# TO DO:
Emit the line that holds "Convert this document image to plain text." and all lines following it through the end of the data, verbatim, and nothing else.

# DATA SHOWN:
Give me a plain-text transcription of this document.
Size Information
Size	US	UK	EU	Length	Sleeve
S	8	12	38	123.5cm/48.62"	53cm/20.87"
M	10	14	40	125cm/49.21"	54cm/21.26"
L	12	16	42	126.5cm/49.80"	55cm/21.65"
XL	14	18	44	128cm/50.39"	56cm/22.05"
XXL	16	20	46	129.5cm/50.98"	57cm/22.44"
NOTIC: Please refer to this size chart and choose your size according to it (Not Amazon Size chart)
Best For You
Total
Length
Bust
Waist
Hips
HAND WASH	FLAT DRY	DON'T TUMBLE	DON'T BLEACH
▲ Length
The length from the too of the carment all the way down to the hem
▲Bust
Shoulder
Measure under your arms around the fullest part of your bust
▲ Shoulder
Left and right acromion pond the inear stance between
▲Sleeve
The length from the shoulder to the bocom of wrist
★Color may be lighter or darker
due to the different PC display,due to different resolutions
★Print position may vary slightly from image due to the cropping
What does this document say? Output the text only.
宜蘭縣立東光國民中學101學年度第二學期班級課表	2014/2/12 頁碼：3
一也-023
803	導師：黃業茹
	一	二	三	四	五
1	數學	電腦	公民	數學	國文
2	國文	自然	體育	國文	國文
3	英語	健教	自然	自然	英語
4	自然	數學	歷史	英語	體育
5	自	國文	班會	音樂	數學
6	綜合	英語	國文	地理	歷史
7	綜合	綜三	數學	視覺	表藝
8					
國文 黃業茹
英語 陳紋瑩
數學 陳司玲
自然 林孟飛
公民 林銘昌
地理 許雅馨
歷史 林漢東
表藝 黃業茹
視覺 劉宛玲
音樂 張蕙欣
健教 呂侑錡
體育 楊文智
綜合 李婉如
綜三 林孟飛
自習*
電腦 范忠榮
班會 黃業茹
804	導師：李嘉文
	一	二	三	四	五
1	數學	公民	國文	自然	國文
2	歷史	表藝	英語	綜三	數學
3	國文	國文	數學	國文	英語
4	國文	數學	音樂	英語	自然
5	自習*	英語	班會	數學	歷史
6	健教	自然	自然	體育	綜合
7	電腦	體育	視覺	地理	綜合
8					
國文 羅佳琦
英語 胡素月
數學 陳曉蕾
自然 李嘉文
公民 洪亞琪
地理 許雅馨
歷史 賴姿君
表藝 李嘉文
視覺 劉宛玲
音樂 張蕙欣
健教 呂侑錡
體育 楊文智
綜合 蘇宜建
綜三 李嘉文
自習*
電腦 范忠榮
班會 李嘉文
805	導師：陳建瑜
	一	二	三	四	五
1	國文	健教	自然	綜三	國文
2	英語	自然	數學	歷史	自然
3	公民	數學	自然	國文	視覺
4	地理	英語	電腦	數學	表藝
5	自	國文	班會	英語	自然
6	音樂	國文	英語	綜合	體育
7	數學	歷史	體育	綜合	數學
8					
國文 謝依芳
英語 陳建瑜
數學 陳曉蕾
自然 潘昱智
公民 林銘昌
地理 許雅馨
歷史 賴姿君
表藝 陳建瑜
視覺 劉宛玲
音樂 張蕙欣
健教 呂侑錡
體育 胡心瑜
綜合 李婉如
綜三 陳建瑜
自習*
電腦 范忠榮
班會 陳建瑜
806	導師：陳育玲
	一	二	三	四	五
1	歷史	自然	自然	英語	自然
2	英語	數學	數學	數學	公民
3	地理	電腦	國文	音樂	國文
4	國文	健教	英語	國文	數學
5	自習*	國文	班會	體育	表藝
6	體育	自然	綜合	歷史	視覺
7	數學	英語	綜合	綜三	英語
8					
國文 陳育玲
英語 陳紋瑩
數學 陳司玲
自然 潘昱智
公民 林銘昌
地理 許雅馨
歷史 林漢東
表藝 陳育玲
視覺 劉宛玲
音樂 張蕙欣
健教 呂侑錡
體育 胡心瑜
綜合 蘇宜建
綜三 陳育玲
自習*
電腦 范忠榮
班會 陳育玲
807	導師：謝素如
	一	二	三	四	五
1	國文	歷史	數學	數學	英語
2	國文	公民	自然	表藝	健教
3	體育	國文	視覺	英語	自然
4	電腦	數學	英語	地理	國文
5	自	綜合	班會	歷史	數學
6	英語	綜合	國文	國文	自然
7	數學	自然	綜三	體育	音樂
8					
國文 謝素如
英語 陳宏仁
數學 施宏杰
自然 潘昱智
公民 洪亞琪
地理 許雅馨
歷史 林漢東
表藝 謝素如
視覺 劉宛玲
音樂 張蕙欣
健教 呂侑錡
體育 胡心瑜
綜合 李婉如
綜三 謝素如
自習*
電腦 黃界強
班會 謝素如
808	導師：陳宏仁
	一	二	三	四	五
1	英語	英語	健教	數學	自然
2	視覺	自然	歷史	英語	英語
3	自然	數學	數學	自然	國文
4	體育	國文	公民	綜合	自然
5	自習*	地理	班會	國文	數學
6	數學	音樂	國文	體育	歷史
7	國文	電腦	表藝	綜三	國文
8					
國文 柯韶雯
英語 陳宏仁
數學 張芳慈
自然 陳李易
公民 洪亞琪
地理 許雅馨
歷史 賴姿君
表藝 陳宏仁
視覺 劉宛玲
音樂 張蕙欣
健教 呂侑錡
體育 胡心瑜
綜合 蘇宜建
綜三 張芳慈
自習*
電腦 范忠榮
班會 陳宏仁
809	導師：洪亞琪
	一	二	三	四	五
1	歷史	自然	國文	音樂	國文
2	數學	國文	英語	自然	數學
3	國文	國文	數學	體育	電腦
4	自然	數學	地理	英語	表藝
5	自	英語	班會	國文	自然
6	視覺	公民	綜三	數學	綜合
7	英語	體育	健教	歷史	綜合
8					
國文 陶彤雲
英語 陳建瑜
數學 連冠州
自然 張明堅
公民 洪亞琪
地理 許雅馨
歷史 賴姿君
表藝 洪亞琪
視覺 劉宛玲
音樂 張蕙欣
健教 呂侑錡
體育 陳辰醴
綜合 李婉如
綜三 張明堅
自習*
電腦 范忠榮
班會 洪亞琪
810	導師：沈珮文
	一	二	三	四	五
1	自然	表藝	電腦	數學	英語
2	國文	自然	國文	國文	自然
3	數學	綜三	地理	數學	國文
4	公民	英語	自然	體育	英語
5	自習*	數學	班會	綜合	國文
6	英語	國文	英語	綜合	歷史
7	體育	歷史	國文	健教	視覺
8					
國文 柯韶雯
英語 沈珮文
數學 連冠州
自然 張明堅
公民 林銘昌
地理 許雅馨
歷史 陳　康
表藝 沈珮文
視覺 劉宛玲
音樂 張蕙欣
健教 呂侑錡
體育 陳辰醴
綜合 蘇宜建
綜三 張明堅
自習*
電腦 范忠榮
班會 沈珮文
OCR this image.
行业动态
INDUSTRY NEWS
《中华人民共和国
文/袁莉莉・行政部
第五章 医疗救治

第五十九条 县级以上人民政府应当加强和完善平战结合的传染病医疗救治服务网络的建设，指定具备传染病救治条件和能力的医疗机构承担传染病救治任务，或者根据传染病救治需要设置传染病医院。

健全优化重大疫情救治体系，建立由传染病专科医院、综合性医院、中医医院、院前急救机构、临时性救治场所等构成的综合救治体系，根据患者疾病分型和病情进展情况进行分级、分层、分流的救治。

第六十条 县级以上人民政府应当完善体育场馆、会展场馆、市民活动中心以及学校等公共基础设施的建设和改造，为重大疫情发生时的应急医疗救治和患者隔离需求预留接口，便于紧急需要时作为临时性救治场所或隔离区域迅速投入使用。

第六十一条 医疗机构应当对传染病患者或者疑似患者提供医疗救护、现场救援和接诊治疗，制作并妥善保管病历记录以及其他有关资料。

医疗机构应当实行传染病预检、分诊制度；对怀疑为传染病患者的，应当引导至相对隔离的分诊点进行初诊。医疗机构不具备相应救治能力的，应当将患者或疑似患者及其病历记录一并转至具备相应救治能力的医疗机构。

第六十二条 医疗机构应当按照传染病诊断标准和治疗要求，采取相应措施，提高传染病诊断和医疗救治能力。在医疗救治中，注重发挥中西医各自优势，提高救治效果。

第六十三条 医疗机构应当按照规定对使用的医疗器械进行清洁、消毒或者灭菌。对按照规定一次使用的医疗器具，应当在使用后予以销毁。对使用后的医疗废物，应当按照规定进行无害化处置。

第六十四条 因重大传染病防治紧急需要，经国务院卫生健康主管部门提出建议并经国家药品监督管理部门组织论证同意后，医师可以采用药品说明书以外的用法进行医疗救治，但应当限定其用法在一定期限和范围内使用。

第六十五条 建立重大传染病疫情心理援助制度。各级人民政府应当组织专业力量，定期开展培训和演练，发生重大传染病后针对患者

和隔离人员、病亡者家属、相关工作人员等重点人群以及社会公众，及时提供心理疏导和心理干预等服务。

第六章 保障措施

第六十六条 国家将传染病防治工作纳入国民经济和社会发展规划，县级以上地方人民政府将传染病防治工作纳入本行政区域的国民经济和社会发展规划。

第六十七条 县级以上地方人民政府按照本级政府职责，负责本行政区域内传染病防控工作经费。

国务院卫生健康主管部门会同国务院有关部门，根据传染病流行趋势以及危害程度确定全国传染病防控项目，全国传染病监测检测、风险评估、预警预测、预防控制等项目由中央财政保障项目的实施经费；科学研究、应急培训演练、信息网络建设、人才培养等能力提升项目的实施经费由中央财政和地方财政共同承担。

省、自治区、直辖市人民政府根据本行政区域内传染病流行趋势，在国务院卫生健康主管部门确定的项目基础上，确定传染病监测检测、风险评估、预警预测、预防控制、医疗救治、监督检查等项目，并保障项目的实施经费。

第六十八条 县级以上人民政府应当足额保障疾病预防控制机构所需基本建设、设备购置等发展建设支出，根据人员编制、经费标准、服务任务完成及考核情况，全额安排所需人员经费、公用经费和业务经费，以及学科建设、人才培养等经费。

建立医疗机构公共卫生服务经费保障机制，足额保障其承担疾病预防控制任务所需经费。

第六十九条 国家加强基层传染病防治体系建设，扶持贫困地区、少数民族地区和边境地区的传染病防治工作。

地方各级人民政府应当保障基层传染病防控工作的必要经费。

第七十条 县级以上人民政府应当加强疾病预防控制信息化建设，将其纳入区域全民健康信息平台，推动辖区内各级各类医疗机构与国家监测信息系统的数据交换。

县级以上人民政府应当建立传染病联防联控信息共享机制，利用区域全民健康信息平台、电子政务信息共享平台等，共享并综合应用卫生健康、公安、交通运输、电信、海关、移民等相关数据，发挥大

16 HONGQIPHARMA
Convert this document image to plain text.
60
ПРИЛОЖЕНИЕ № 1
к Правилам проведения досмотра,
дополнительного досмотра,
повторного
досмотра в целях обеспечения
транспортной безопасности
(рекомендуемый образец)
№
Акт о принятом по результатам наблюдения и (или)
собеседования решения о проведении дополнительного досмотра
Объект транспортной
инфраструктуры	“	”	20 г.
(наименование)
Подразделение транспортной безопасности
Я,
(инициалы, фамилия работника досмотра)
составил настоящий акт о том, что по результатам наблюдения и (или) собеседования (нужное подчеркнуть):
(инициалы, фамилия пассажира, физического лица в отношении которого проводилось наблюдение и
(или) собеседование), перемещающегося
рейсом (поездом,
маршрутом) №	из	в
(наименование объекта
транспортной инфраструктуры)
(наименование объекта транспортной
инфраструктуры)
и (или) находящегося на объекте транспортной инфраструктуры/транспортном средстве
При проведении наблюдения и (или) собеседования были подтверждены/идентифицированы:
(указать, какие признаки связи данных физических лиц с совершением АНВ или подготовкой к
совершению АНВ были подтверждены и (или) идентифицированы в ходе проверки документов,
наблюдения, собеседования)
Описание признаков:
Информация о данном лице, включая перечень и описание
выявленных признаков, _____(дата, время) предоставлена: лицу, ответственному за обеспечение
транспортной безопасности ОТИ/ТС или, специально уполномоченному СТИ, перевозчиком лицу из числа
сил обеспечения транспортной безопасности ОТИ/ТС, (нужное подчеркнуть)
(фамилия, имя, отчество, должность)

# RESPONSE TO THIS EXERCISE:
Convert this document image to plain text.
60
ПРИЛОЖЕНИЕ № 1
к Правилам проведения досмотра,
дополнительного досмотра,
повторного
досмотра в целях обеспечения
транспортной безопасности
(рекомендуемый образец)
№
Акт о принятом по результатам наблюдения и (или)
собеседования решения о проведении дополнительного досмотра
Объект транспортной
инфраструктуры	“	”	20 г.
(наименование)
Подразделение транспортной безопасности
Я,
(инициалы, фамилия работника досмотра)
составил настоящий акт о том, что по результатам наблюдения и (или) собеседования (нужное подчеркнуть):
(инициалы, фамилия пассажира, физического лица в отношении которого проводилось наблюдение и
(или) собеседование), перемещающегося
рейсом (поездом,
маршрутом) №	из	в
(наименование объекта
транспортной инфраструктуры)
(наименование объекта транспортной
инфраструктуры)
и (или) находящегося на объекте транспортной инфраструктуры/транспортном средстве
При проведении наблюдения и (или) собеседования были подтверждены/идентифицированы:
(указать, какие признаки связи данных физических лиц с совершением АНВ или подготовкой к
совершению АНВ были подтверждены и (или) идентифицированы в ходе проверки документов,
наблюдения, собеседования)
Описание признаков:
Информация о данном лице, включая перечень и описание
выявленных признаков, _____(дата, время) предоставлена: лицу, ответственному за обеспечение
транспортной безопасности ОТИ/ТС или, специально уполномоченному СТИ, перевозчиком лицу из числа
сил обеспечения транспортной безопасности ОТИ/ТС, (нужное подчеркнуть)
(фамилия, имя, отчество, должность)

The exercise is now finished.